## TO BE DONE:
Write out the listing exactly as it is given.

Entries from a dataset:

:::

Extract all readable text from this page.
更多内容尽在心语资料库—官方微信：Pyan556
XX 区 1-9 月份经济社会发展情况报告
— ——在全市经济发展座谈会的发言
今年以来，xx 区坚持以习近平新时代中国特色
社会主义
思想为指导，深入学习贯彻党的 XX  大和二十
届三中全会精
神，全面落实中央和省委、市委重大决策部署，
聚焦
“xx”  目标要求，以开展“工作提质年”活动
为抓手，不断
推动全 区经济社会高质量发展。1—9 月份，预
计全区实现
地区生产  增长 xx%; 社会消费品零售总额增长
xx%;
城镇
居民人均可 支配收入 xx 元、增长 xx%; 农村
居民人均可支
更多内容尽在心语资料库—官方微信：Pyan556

:::

## TASK RESPONSE:
Extract all readable text from this page.
更多内容尽在心语资料库—官方微信：Pyan556
XX 区 1-9 月份经济社会发展情况报告
— ——在全市经济发展座谈会的发言
今年以来，xx 区坚持以习近平新时代中国特色
社会主义
思想为指导，深入学习贯彻党的 XX  大和二十
届三中全会精
神，全面落实中央和省委、市委重大决策部署，
聚焦
“xx”  目标要求，以开展“工作提质年”活动
为抓手，不断
推动全 区经济社会高质量发展。1—9 月份，预
计全区实现
地区生产  增长 xx%; 社会消费品零售总额增长
xx%;
城镇
居民人均可 支配收入 xx 元、增长 xx%; 农村
居民人均可支
更多内容尽在心语资料库—官方微信：Pyan556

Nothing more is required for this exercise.